## Start

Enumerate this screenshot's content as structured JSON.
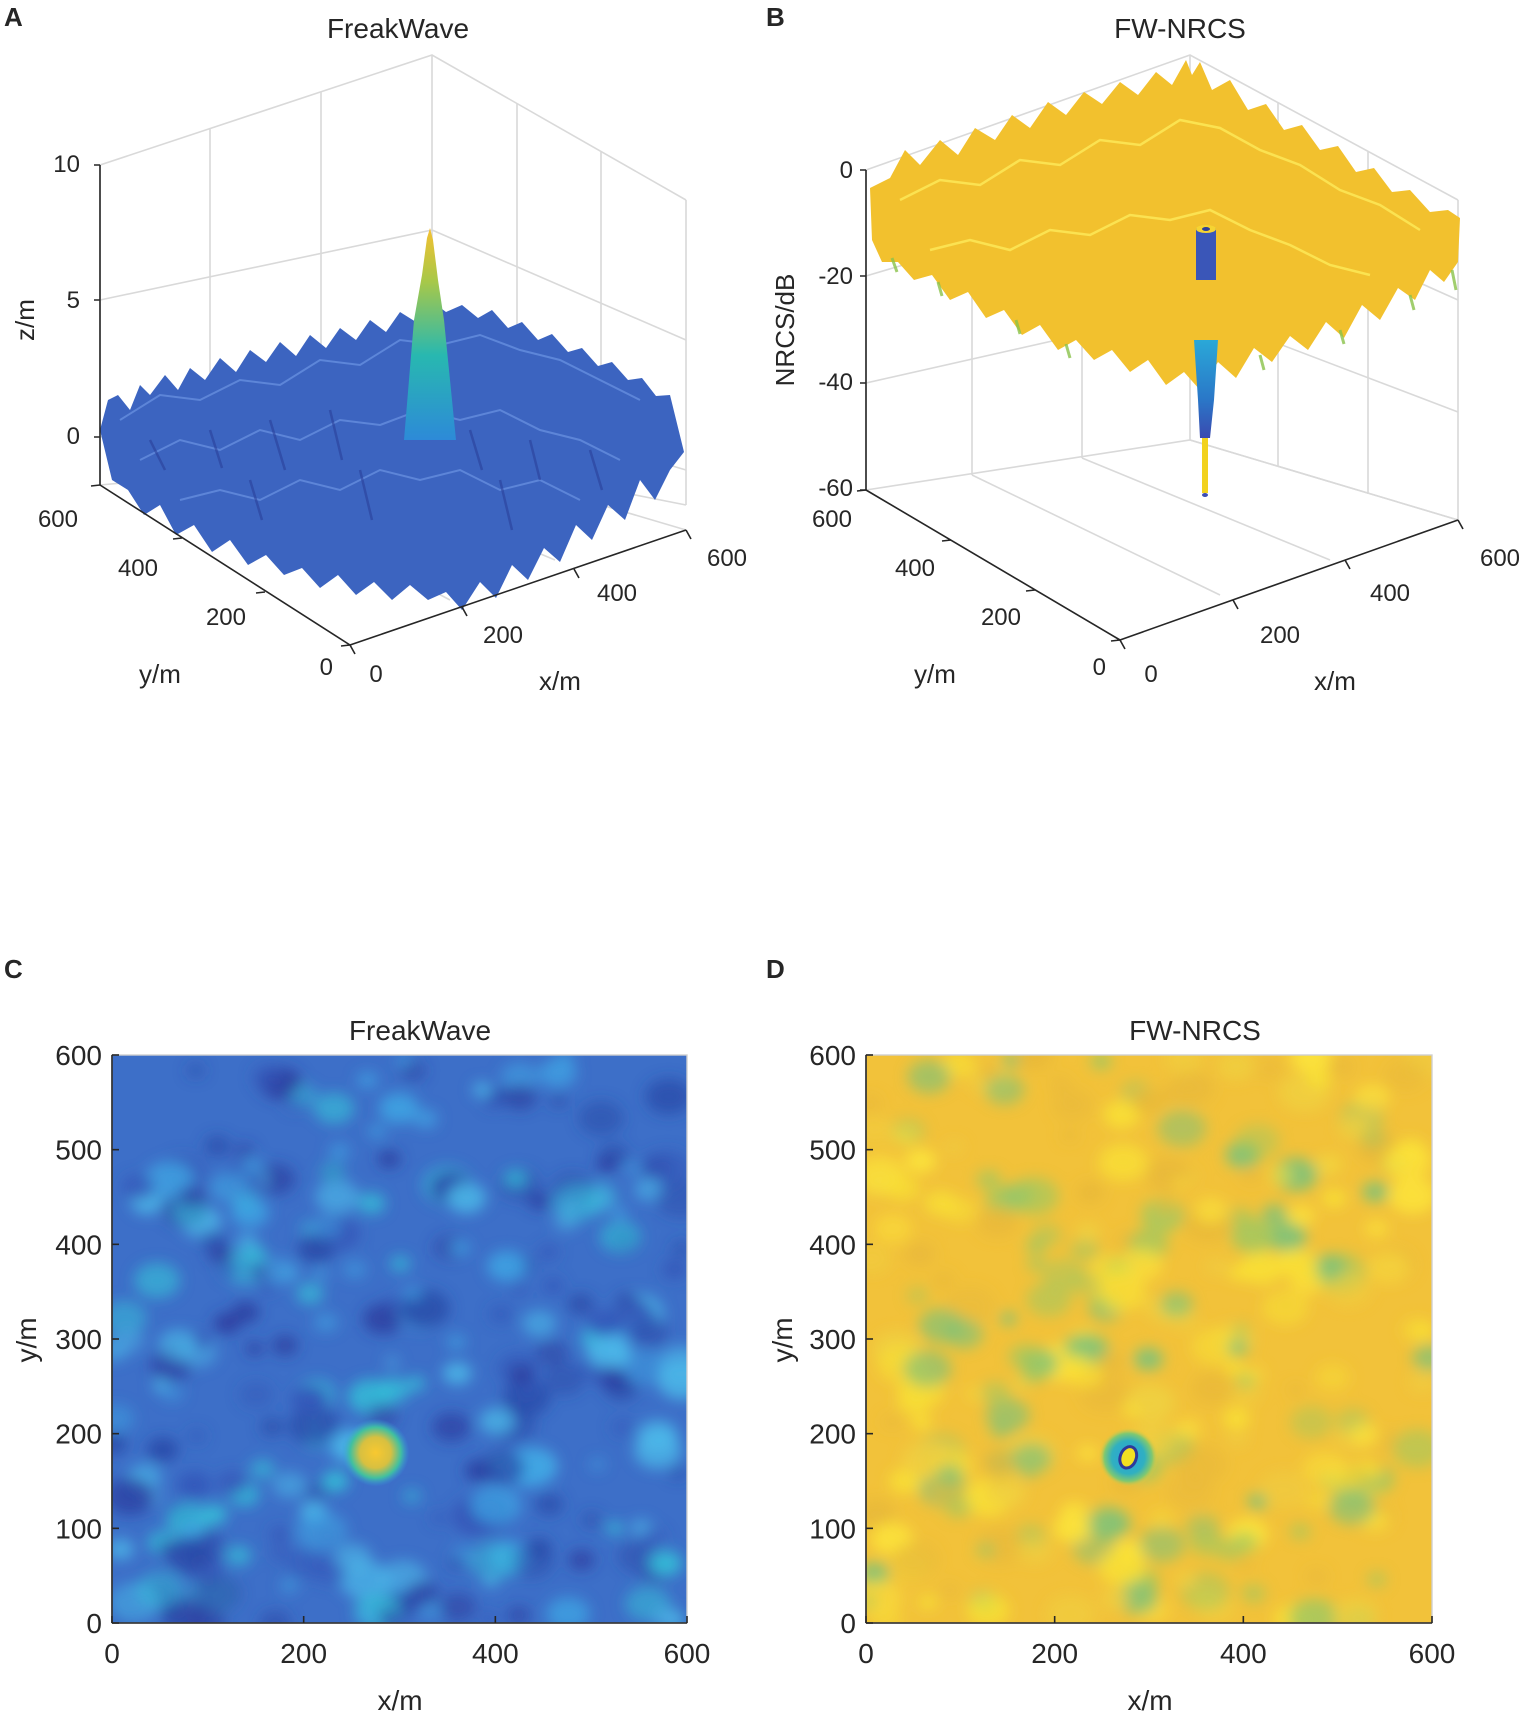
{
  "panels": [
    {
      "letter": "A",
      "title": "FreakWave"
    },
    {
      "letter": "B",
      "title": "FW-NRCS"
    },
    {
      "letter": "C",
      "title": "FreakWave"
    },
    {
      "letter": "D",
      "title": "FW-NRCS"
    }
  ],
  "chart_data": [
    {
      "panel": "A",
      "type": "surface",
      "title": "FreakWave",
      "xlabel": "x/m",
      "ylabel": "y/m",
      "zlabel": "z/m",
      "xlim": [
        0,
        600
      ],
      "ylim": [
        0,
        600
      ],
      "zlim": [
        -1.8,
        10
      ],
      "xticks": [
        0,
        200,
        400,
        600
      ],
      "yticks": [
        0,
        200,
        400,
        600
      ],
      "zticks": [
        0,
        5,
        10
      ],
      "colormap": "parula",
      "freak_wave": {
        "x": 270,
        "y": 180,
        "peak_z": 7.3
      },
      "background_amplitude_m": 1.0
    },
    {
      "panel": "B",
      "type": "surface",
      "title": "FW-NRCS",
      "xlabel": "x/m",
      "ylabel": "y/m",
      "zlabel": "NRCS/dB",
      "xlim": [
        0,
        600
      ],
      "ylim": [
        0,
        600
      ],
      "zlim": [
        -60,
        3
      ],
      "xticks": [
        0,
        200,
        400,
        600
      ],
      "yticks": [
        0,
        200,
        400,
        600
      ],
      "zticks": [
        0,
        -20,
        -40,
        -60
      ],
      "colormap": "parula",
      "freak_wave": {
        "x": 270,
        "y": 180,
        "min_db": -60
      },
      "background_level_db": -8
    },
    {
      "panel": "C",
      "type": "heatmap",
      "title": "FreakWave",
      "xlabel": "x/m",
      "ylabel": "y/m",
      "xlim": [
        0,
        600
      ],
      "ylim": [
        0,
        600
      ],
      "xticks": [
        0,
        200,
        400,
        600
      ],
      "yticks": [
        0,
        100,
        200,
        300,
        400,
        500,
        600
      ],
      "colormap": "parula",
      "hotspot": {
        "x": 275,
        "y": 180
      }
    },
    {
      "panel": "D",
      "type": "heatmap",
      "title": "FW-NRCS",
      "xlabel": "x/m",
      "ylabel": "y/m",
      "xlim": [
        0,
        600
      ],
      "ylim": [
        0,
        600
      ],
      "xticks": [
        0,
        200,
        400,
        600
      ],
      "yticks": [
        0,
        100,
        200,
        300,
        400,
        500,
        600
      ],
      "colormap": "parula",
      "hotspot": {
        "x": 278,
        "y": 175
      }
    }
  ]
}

## End
## Start

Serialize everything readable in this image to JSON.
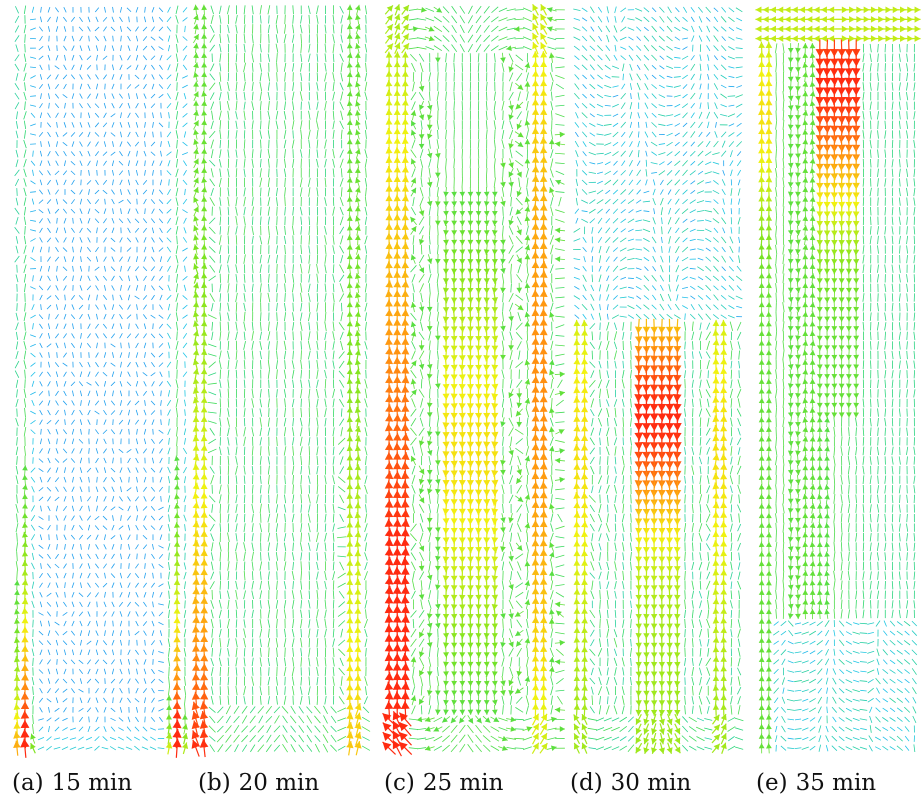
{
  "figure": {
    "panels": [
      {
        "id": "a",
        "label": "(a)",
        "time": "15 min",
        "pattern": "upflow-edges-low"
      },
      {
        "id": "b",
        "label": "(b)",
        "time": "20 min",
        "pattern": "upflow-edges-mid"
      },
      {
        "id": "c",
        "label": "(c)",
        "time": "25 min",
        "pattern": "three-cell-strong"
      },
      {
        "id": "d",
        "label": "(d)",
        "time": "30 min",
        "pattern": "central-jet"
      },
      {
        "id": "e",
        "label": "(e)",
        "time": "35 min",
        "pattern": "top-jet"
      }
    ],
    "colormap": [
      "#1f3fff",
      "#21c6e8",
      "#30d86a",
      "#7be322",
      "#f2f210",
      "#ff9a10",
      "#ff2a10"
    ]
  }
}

## End

Stated goal
Of all the lines in the entries, how many contain the word "time"? Give only the number.

Reply to the exercise
5